→ Set problem:
Omit every image, and transcribe the remaining entries exactly as given.

→ Data extract:
begin
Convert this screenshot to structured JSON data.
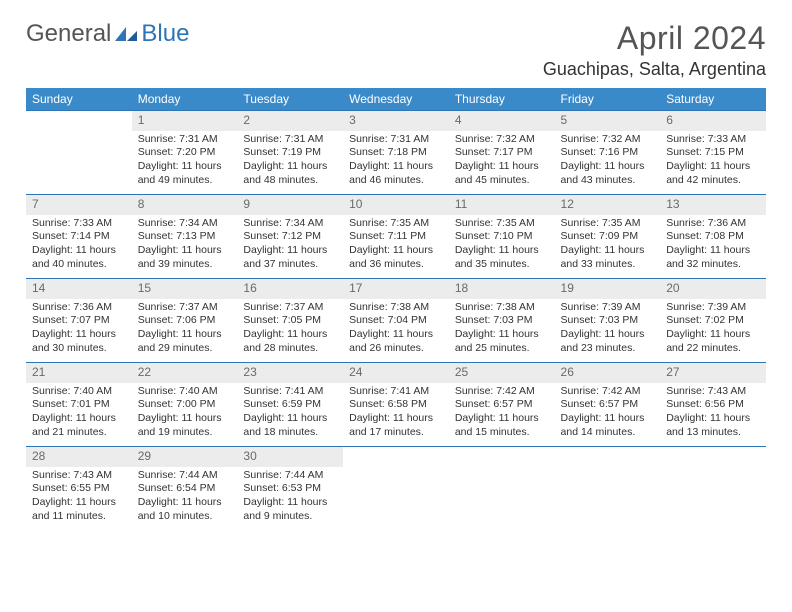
{
  "brand": {
    "part1": "General",
    "part2": "Blue"
  },
  "title": "April 2024",
  "location": "Guachipas, Salta, Argentina",
  "colors": {
    "header_bg": "#3a8ac9",
    "border": "#2e75b6",
    "daynum_bg": "#ececec",
    "daynum_fg": "#6a6a6a",
    "brand_blue": "#2e75b6",
    "text": "#333333",
    "background": "#ffffff"
  },
  "weekdays": [
    "Sunday",
    "Monday",
    "Tuesday",
    "Wednesday",
    "Thursday",
    "Friday",
    "Saturday"
  ],
  "weeks": [
    [
      null,
      {
        "n": "1",
        "sr": "Sunrise: 7:31 AM",
        "ss": "Sunset: 7:20 PM",
        "dl": "Daylight: 11 hours and 49 minutes."
      },
      {
        "n": "2",
        "sr": "Sunrise: 7:31 AM",
        "ss": "Sunset: 7:19 PM",
        "dl": "Daylight: 11 hours and 48 minutes."
      },
      {
        "n": "3",
        "sr": "Sunrise: 7:31 AM",
        "ss": "Sunset: 7:18 PM",
        "dl": "Daylight: 11 hours and 46 minutes."
      },
      {
        "n": "4",
        "sr": "Sunrise: 7:32 AM",
        "ss": "Sunset: 7:17 PM",
        "dl": "Daylight: 11 hours and 45 minutes."
      },
      {
        "n": "5",
        "sr": "Sunrise: 7:32 AM",
        "ss": "Sunset: 7:16 PM",
        "dl": "Daylight: 11 hours and 43 minutes."
      },
      {
        "n": "6",
        "sr": "Sunrise: 7:33 AM",
        "ss": "Sunset: 7:15 PM",
        "dl": "Daylight: 11 hours and 42 minutes."
      }
    ],
    [
      {
        "n": "7",
        "sr": "Sunrise: 7:33 AM",
        "ss": "Sunset: 7:14 PM",
        "dl": "Daylight: 11 hours and 40 minutes."
      },
      {
        "n": "8",
        "sr": "Sunrise: 7:34 AM",
        "ss": "Sunset: 7:13 PM",
        "dl": "Daylight: 11 hours and 39 minutes."
      },
      {
        "n": "9",
        "sr": "Sunrise: 7:34 AM",
        "ss": "Sunset: 7:12 PM",
        "dl": "Daylight: 11 hours and 37 minutes."
      },
      {
        "n": "10",
        "sr": "Sunrise: 7:35 AM",
        "ss": "Sunset: 7:11 PM",
        "dl": "Daylight: 11 hours and 36 minutes."
      },
      {
        "n": "11",
        "sr": "Sunrise: 7:35 AM",
        "ss": "Sunset: 7:10 PM",
        "dl": "Daylight: 11 hours and 35 minutes."
      },
      {
        "n": "12",
        "sr": "Sunrise: 7:35 AM",
        "ss": "Sunset: 7:09 PM",
        "dl": "Daylight: 11 hours and 33 minutes."
      },
      {
        "n": "13",
        "sr": "Sunrise: 7:36 AM",
        "ss": "Sunset: 7:08 PM",
        "dl": "Daylight: 11 hours and 32 minutes."
      }
    ],
    [
      {
        "n": "14",
        "sr": "Sunrise: 7:36 AM",
        "ss": "Sunset: 7:07 PM",
        "dl": "Daylight: 11 hours and 30 minutes."
      },
      {
        "n": "15",
        "sr": "Sunrise: 7:37 AM",
        "ss": "Sunset: 7:06 PM",
        "dl": "Daylight: 11 hours and 29 minutes."
      },
      {
        "n": "16",
        "sr": "Sunrise: 7:37 AM",
        "ss": "Sunset: 7:05 PM",
        "dl": "Daylight: 11 hours and 28 minutes."
      },
      {
        "n": "17",
        "sr": "Sunrise: 7:38 AM",
        "ss": "Sunset: 7:04 PM",
        "dl": "Daylight: 11 hours and 26 minutes."
      },
      {
        "n": "18",
        "sr": "Sunrise: 7:38 AM",
        "ss": "Sunset: 7:03 PM",
        "dl": "Daylight: 11 hours and 25 minutes."
      },
      {
        "n": "19",
        "sr": "Sunrise: 7:39 AM",
        "ss": "Sunset: 7:03 PM",
        "dl": "Daylight: 11 hours and 23 minutes."
      },
      {
        "n": "20",
        "sr": "Sunrise: 7:39 AM",
        "ss": "Sunset: 7:02 PM",
        "dl": "Daylight: 11 hours and 22 minutes."
      }
    ],
    [
      {
        "n": "21",
        "sr": "Sunrise: 7:40 AM",
        "ss": "Sunset: 7:01 PM",
        "dl": "Daylight: 11 hours and 21 minutes."
      },
      {
        "n": "22",
        "sr": "Sunrise: 7:40 AM",
        "ss": "Sunset: 7:00 PM",
        "dl": "Daylight: 11 hours and 19 minutes."
      },
      {
        "n": "23",
        "sr": "Sunrise: 7:41 AM",
        "ss": "Sunset: 6:59 PM",
        "dl": "Daylight: 11 hours and 18 minutes."
      },
      {
        "n": "24",
        "sr": "Sunrise: 7:41 AM",
        "ss": "Sunset: 6:58 PM",
        "dl": "Daylight: 11 hours and 17 minutes."
      },
      {
        "n": "25",
        "sr": "Sunrise: 7:42 AM",
        "ss": "Sunset: 6:57 PM",
        "dl": "Daylight: 11 hours and 15 minutes."
      },
      {
        "n": "26",
        "sr": "Sunrise: 7:42 AM",
        "ss": "Sunset: 6:57 PM",
        "dl": "Daylight: 11 hours and 14 minutes."
      },
      {
        "n": "27",
        "sr": "Sunrise: 7:43 AM",
        "ss": "Sunset: 6:56 PM",
        "dl": "Daylight: 11 hours and 13 minutes."
      }
    ],
    [
      {
        "n": "28",
        "sr": "Sunrise: 7:43 AM",
        "ss": "Sunset: 6:55 PM",
        "dl": "Daylight: 11 hours and 11 minutes."
      },
      {
        "n": "29",
        "sr": "Sunrise: 7:44 AM",
        "ss": "Sunset: 6:54 PM",
        "dl": "Daylight: 11 hours and 10 minutes."
      },
      {
        "n": "30",
        "sr": "Sunrise: 7:44 AM",
        "ss": "Sunset: 6:53 PM",
        "dl": "Daylight: 11 hours and 9 minutes."
      },
      null,
      null,
      null,
      null
    ]
  ]
}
end
→ Final answer:
Convert this screenshot to structured JSON data.
{
  "brand": {
    "part1": "General",
    "part2": "Blue"
  },
  "title": "April 2024",
  "location": "Guachipas, Salta, Argentina",
  "colors": {
    "header_bg": "#3a8ac9",
    "border": "#2e75b6",
    "daynum_bg": "#ececec",
    "daynum_fg": "#6a6a6a",
    "brand_blue": "#2e75b6",
    "text": "#333333",
    "background": "#ffffff"
  },
  "weekdays": [
    "Sunday",
    "Monday",
    "Tuesday",
    "Wednesday",
    "Thursday",
    "Friday",
    "Saturday"
  ],
  "weeks": [
    [
      null,
      {
        "n": "1",
        "sr": "Sunrise: 7:31 AM",
        "ss": "Sunset: 7:20 PM",
        "dl": "Daylight: 11 hours and 49 minutes."
      },
      {
        "n": "2",
        "sr": "Sunrise: 7:31 AM",
        "ss": "Sunset: 7:19 PM",
        "dl": "Daylight: 11 hours and 48 minutes."
      },
      {
        "n": "3",
        "sr": "Sunrise: 7:31 AM",
        "ss": "Sunset: 7:18 PM",
        "dl": "Daylight: 11 hours and 46 minutes."
      },
      {
        "n": "4",
        "sr": "Sunrise: 7:32 AM",
        "ss": "Sunset: 7:17 PM",
        "dl": "Daylight: 11 hours and 45 minutes."
      },
      {
        "n": "5",
        "sr": "Sunrise: 7:32 AM",
        "ss": "Sunset: 7:16 PM",
        "dl": "Daylight: 11 hours and 43 minutes."
      },
      {
        "n": "6",
        "sr": "Sunrise: 7:33 AM",
        "ss": "Sunset: 7:15 PM",
        "dl": "Daylight: 11 hours and 42 minutes."
      }
    ],
    [
      {
        "n": "7",
        "sr": "Sunrise: 7:33 AM",
        "ss": "Sunset: 7:14 PM",
        "dl": "Daylight: 11 hours and 40 minutes."
      },
      {
        "n": "8",
        "sr": "Sunrise: 7:34 AM",
        "ss": "Sunset: 7:13 PM",
        "dl": "Daylight: 11 hours and 39 minutes."
      },
      {
        "n": "9",
        "sr": "Sunrise: 7:34 AM",
        "ss": "Sunset: 7:12 PM",
        "dl": "Daylight: 11 hours and 37 minutes."
      },
      {
        "n": "10",
        "sr": "Sunrise: 7:35 AM",
        "ss": "Sunset: 7:11 PM",
        "dl": "Daylight: 11 hours and 36 minutes."
      },
      {
        "n": "11",
        "sr": "Sunrise: 7:35 AM",
        "ss": "Sunset: 7:10 PM",
        "dl": "Daylight: 11 hours and 35 minutes."
      },
      {
        "n": "12",
        "sr": "Sunrise: 7:35 AM",
        "ss": "Sunset: 7:09 PM",
        "dl": "Daylight: 11 hours and 33 minutes."
      },
      {
        "n": "13",
        "sr": "Sunrise: 7:36 AM",
        "ss": "Sunset: 7:08 PM",
        "dl": "Daylight: 11 hours and 32 minutes."
      }
    ],
    [
      {
        "n": "14",
        "sr": "Sunrise: 7:36 AM",
        "ss": "Sunset: 7:07 PM",
        "dl": "Daylight: 11 hours and 30 minutes."
      },
      {
        "n": "15",
        "sr": "Sunrise: 7:37 AM",
        "ss": "Sunset: 7:06 PM",
        "dl": "Daylight: 11 hours and 29 minutes."
      },
      {
        "n": "16",
        "sr": "Sunrise: 7:37 AM",
        "ss": "Sunset: 7:05 PM",
        "dl": "Daylight: 11 hours and 28 minutes."
      },
      {
        "n": "17",
        "sr": "Sunrise: 7:38 AM",
        "ss": "Sunset: 7:04 PM",
        "dl": "Daylight: 11 hours and 26 minutes."
      },
      {
        "n": "18",
        "sr": "Sunrise: 7:38 AM",
        "ss": "Sunset: 7:03 PM",
        "dl": "Daylight: 11 hours and 25 minutes."
      },
      {
        "n": "19",
        "sr": "Sunrise: 7:39 AM",
        "ss": "Sunset: 7:03 PM",
        "dl": "Daylight: 11 hours and 23 minutes."
      },
      {
        "n": "20",
        "sr": "Sunrise: 7:39 AM",
        "ss": "Sunset: 7:02 PM",
        "dl": "Daylight: 11 hours and 22 minutes."
      }
    ],
    [
      {
        "n": "21",
        "sr": "Sunrise: 7:40 AM",
        "ss": "Sunset: 7:01 PM",
        "dl": "Daylight: 11 hours and 21 minutes."
      },
      {
        "n": "22",
        "sr": "Sunrise: 7:40 AM",
        "ss": "Sunset: 7:00 PM",
        "dl": "Daylight: 11 hours and 19 minutes."
      },
      {
        "n": "23",
        "sr": "Sunrise: 7:41 AM",
        "ss": "Sunset: 6:59 PM",
        "dl": "Daylight: 11 hours and 18 minutes."
      },
      {
        "n": "24",
        "sr": "Sunrise: 7:41 AM",
        "ss": "Sunset: 6:58 PM",
        "dl": "Daylight: 11 hours and 17 minutes."
      },
      {
        "n": "25",
        "sr": "Sunrise: 7:42 AM",
        "ss": "Sunset: 6:57 PM",
        "dl": "Daylight: 11 hours and 15 minutes."
      },
      {
        "n": "26",
        "sr": "Sunrise: 7:42 AM",
        "ss": "Sunset: 6:57 PM",
        "dl": "Daylight: 11 hours and 14 minutes."
      },
      {
        "n": "27",
        "sr": "Sunrise: 7:43 AM",
        "ss": "Sunset: 6:56 PM",
        "dl": "Daylight: 11 hours and 13 minutes."
      }
    ],
    [
      {
        "n": "28",
        "sr": "Sunrise: 7:43 AM",
        "ss": "Sunset: 6:55 PM",
        "dl": "Daylight: 11 hours and 11 minutes."
      },
      {
        "n": "29",
        "sr": "Sunrise: 7:44 AM",
        "ss": "Sunset: 6:54 PM",
        "dl": "Daylight: 11 hours and 10 minutes."
      },
      {
        "n": "30",
        "sr": "Sunrise: 7:44 AM",
        "ss": "Sunset: 6:53 PM",
        "dl": "Daylight: 11 hours and 9 minutes."
      },
      null,
      null,
      null,
      null
    ]
  ]
}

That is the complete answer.